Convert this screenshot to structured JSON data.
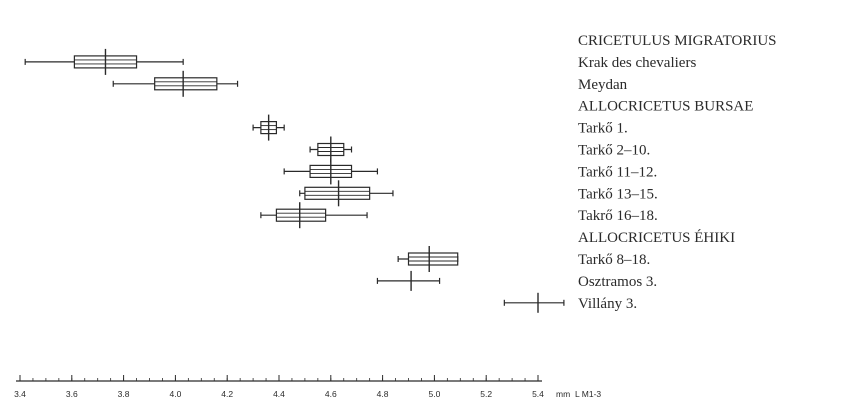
{
  "chart_data": {
    "type": "box",
    "x_axis": {
      "range": [
        3.4,
        5.6
      ],
      "ticks": [
        3.4,
        3.6,
        3.8,
        4.0,
        4.2,
        4.4,
        4.6,
        4.8,
        5.0,
        5.2,
        5.4
      ],
      "tick_labels": [
        "3.4",
        "3.6",
        "3.8",
        "4.0",
        "4.2",
        "4.4",
        "4.6",
        "4.8",
        "5.0",
        "5.2",
        "5.4"
      ],
      "unit_label": "mm",
      "measure_label": "L M1-3"
    },
    "rows": [
      {
        "label": "CRICETULUS MIGRATORIUS",
        "heading": true
      },
      {
        "label": "Krak des chevaliers",
        "min": 3.42,
        "q1": 3.61,
        "mean": 3.73,
        "q3": 3.85,
        "max": 4.03
      },
      {
        "label": "Meydan",
        "min": 3.76,
        "q1": 3.92,
        "mean": 4.03,
        "q3": 4.16,
        "max": 4.24
      },
      {
        "label": "ALLOCRICETUS BURSAE",
        "heading": true
      },
      {
        "label": "Tarkő 1.",
        "min": 4.3,
        "q1": 4.33,
        "mean": 4.36,
        "q3": 4.39,
        "max": 4.42
      },
      {
        "label": "Tarkő 2–10.",
        "min": 4.52,
        "q1": 4.55,
        "mean": 4.6,
        "q3": 4.65,
        "max": 4.68
      },
      {
        "label": "Tarkő 11–12.",
        "min": 4.42,
        "q1": 4.52,
        "mean": 4.6,
        "q3": 4.68,
        "max": 4.78
      },
      {
        "label": "Tarkő 13–15.",
        "min": 4.48,
        "q1": 4.5,
        "mean": 4.63,
        "q3": 4.75,
        "max": 4.84
      },
      {
        "label": "Takrő 16–18.",
        "min": 4.33,
        "q1": 4.39,
        "mean": 4.48,
        "q3": 4.58,
        "max": 4.74
      },
      {
        "label": "ALLOCRICETUS ÉHIKI",
        "heading": true
      },
      {
        "label": "Tarkő 8–18.",
        "min": 4.86,
        "q1": 4.9,
        "mean": 4.98,
        "q3": 5.09,
        "max": 5.09
      },
      {
        "label": "Osztramos 3.",
        "min": 4.78,
        "mean": 4.91,
        "max": 5.02
      },
      {
        "label": "Villány 3.",
        "min": 5.27,
        "mean": 5.4,
        "max": 5.5
      }
    ],
    "grid": false,
    "legend": "none"
  }
}
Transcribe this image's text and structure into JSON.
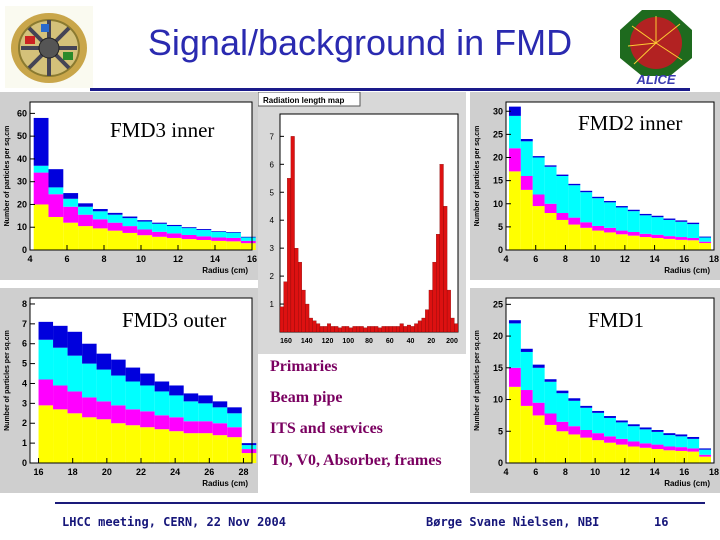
{
  "slide": {
    "title": "Signal/background in FMD",
    "footer_left": "LHCC meeting, CERN, 22 Nov 2004",
    "footer_center": "Børge Svane Nielsen, NBI",
    "page_number": "16"
  },
  "logos": {
    "left": "detector-logo",
    "right": "ALICE"
  },
  "labels": {
    "fmd3_inner": "FMD3 inner",
    "fmd2_inner": "FMD2 inner",
    "fmd3_outer": "FMD3 outer",
    "fmd1": "FMD1"
  },
  "legend": {
    "items": [
      {
        "label": "Primaries",
        "color": "#ffff00"
      },
      {
        "label": "Beam pipe",
        "color": "#ff00ff"
      },
      {
        "label": "ITS and services",
        "color": "#00ffff"
      },
      {
        "label": "T0, V0, Absorber, frames",
        "color": "#0000dd"
      }
    ]
  },
  "colors": {
    "primaries": "#ffff00",
    "beam_pipe": "#ff00ff",
    "its": "#00ffff",
    "t0v0": "#0000dd",
    "radlen": "#dd1111"
  },
  "chart_data": [
    {
      "id": "fmd3-inner",
      "type": "bar",
      "stacked": true,
      "xlabel": "Radius (cm)",
      "ylabel": "Number of particles per sq.cm",
      "xlim": [
        4,
        16
      ],
      "ylim": [
        0,
        65
      ],
      "xticks": [
        4,
        6,
        8,
        10,
        12,
        14,
        16
      ],
      "yticks": [
        0,
        10,
        20,
        30,
        40,
        50,
        60
      ],
      "x_start": 4.2,
      "bin_width": 0.8,
      "series": [
        {
          "name": "Primaries",
          "color": "#ffff00",
          "values": [
            20,
            14.5,
            12,
            10.5,
            9.5,
            8.5,
            7.5,
            6.5,
            5.8,
            5.3,
            4.8,
            4.4,
            4.0,
            3.8,
            3.0
          ]
        },
        {
          "name": "Beam pipe",
          "color": "#ff00ff",
          "values": [
            14,
            10,
            7,
            5,
            4,
            3.5,
            3,
            2.5,
            2.2,
            2,
            1.8,
            1.6,
            1.5,
            1.5,
            1.0
          ]
        },
        {
          "name": "ITS and services",
          "color": "#00ffff",
          "values": [
            3,
            3,
            3.5,
            3.5,
            3.5,
            3.5,
            3.5,
            3.5,
            3.5,
            3.2,
            3.0,
            2.8,
            2.5,
            2.3,
            1.5
          ]
        },
        {
          "name": "T0, V0, Absorber, frames",
          "color": "#0000dd",
          "values": [
            21,
            8,
            2.5,
            1.5,
            1,
            0.8,
            0.7,
            0.6,
            0.5,
            0.5,
            0.4,
            0.4,
            0.3,
            0.3,
            0.3
          ]
        }
      ]
    },
    {
      "id": "fmd2-inner",
      "type": "bar",
      "stacked": true,
      "xlabel": "Radius (cm)",
      "ylabel": "Number of particles per sq.cm",
      "xlim": [
        4,
        18
      ],
      "ylim": [
        0,
        32
      ],
      "xticks": [
        4,
        6,
        8,
        10,
        12,
        14,
        16,
        18
      ],
      "yticks": [
        0,
        5,
        10,
        15,
        20,
        25,
        30
      ],
      "x_start": 4.2,
      "bin_width": 0.8,
      "series": [
        {
          "name": "Primaries",
          "color": "#ffff00",
          "values": [
            17,
            13,
            9.5,
            8,
            6.5,
            5.5,
            4.8,
            4.2,
            3.8,
            3.4,
            3.1,
            2.8,
            2.6,
            2.4,
            2.2,
            2.1,
            1.5
          ]
        },
        {
          "name": "Beam pipe",
          "color": "#ff00ff",
          "values": [
            5,
            3,
            2.5,
            2,
            1.5,
            1.5,
            1.2,
            1,
            1,
            0.8,
            0.8,
            0.7,
            0.7,
            0.6,
            0.6,
            0.5,
            0.3
          ]
        },
        {
          "name": "ITS and services",
          "color": "#00ffff",
          "values": [
            7,
            7.5,
            8,
            8,
            8,
            7,
            6.5,
            6,
            5.5,
            5,
            4.5,
            4,
            3.8,
            3.5,
            3.3,
            3.0,
            0.9
          ]
        },
        {
          "name": "T0, V0, Absorber, frames",
          "color": "#0000dd",
          "values": [
            2,
            0.5,
            0.3,
            0.3,
            0.3,
            0.3,
            0.3,
            0.3,
            0.3,
            0.3,
            0.3,
            0.3,
            0.3,
            0.3,
            0.3,
            0.3,
            0.2
          ]
        }
      ]
    },
    {
      "id": "fmd3-outer",
      "type": "bar",
      "stacked": true,
      "xlabel": "Radius (cm)",
      "ylabel": "Number of particles per sq.cm",
      "xlim": [
        15.5,
        28.5
      ],
      "ylim": [
        0,
        8.3
      ],
      "xticks": [
        16,
        18,
        20,
        22,
        24,
        26,
        28
      ],
      "yticks": [
        0,
        1,
        2,
        3,
        4,
        5,
        6,
        7,
        8
      ],
      "x_start": 16,
      "bin_width": 0.85,
      "series": [
        {
          "name": "Primaries",
          "color": "#ffff00",
          "values": [
            2.9,
            2.7,
            2.5,
            2.3,
            2.2,
            2.0,
            1.9,
            1.8,
            1.7,
            1.6,
            1.5,
            1.5,
            1.4,
            1.3,
            0.5
          ]
        },
        {
          "name": "Beam pipe",
          "color": "#ff00ff",
          "values": [
            1.3,
            1.2,
            1.1,
            1.0,
            0.9,
            0.9,
            0.8,
            0.8,
            0.7,
            0.7,
            0.6,
            0.6,
            0.6,
            0.5,
            0.2
          ]
        },
        {
          "name": "ITS and services",
          "color": "#00ffff",
          "values": [
            2.0,
            1.9,
            1.8,
            1.7,
            1.6,
            1.5,
            1.4,
            1.3,
            1.2,
            1.1,
            1.0,
            0.9,
            0.8,
            0.7,
            0.2
          ]
        },
        {
          "name": "T0, V0, Absorber, frames",
          "color": "#0000dd",
          "values": [
            0.9,
            1.1,
            1.2,
            1.0,
            0.8,
            0.8,
            0.7,
            0.6,
            0.5,
            0.5,
            0.4,
            0.4,
            0.3,
            0.3,
            0.1
          ]
        }
      ]
    },
    {
      "id": "fmd1",
      "type": "bar",
      "stacked": true,
      "xlabel": "Radius (cm)",
      "ylabel": "Number of particles per sq.cm",
      "xlim": [
        4,
        18
      ],
      "ylim": [
        0,
        26
      ],
      "xticks": [
        4,
        6,
        8,
        10,
        12,
        14,
        16,
        18
      ],
      "yticks": [
        0,
        5,
        10,
        15,
        20,
        25
      ],
      "x_start": 4.2,
      "bin_width": 0.8,
      "series": [
        {
          "name": "Primaries",
          "color": "#ffff00",
          "values": [
            12,
            9,
            7.5,
            6,
            5,
            4.5,
            4,
            3.6,
            3.2,
            2.9,
            2.6,
            2.4,
            2.2,
            2.0,
            1.9,
            1.8,
            1.0
          ]
        },
        {
          "name": "Beam pipe",
          "color": "#ff00ff",
          "values": [
            3,
            2.5,
            2,
            1.8,
            1.5,
            1.3,
            1.2,
            1.1,
            1,
            0.9,
            0.8,
            0.7,
            0.7,
            0.6,
            0.6,
            0.5,
            0.3
          ]
        },
        {
          "name": "ITS and services",
          "color": "#00ffff",
          "values": [
            7,
            6,
            5.5,
            5,
            4.5,
            4,
            3.5,
            3.2,
            2.9,
            2.6,
            2.4,
            2.2,
            2.0,
            1.8,
            1.7,
            1.5,
            0.8
          ]
        },
        {
          "name": "T0, V0, Absorber, frames",
          "color": "#0000dd",
          "values": [
            0.5,
            0.5,
            0.5,
            0.4,
            0.4,
            0.4,
            0.3,
            0.3,
            0.3,
            0.3,
            0.3,
            0.3,
            0.3,
            0.3,
            0.3,
            0.3,
            0.2
          ]
        }
      ]
    },
    {
      "id": "radiation-length",
      "type": "bar",
      "title": "Radiation length map",
      "ylim": [
        0,
        7.8
      ],
      "yticks": [
        1,
        2,
        3,
        4,
        5,
        6,
        7
      ],
      "xticks": [
        "160",
        "140",
        "120",
        "100",
        "80",
        "60",
        "40",
        "20",
        "200"
      ],
      "values": [
        0.9,
        1.8,
        5.5,
        7.0,
        3.0,
        2.5,
        1.5,
        1.0,
        0.5,
        0.4,
        0.3,
        0.2,
        0.2,
        0.3,
        0.2,
        0.2,
        0.15,
        0.2,
        0.2,
        0.15,
        0.2,
        0.2,
        0.2,
        0.15,
        0.2,
        0.2,
        0.2,
        0.15,
        0.2,
        0.2,
        0.2,
        0.2,
        0.2,
        0.3,
        0.2,
        0.25,
        0.2,
        0.3,
        0.4,
        0.5,
        0.8,
        1.5,
        2.5,
        3.5,
        6.0,
        4.5,
        1.5,
        0.5,
        0.3
      ]
    }
  ]
}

- - -

**AIM OF THE EXERCISE:** Select the lines in this material that hold the word "ALLOCRICETUS", leaving none out.

**WRITTEN RESPONSE:**
        "label": "ALLOCRICETUS BURSAE",
        "label": "ALLOCRICETUS ÉHIKI",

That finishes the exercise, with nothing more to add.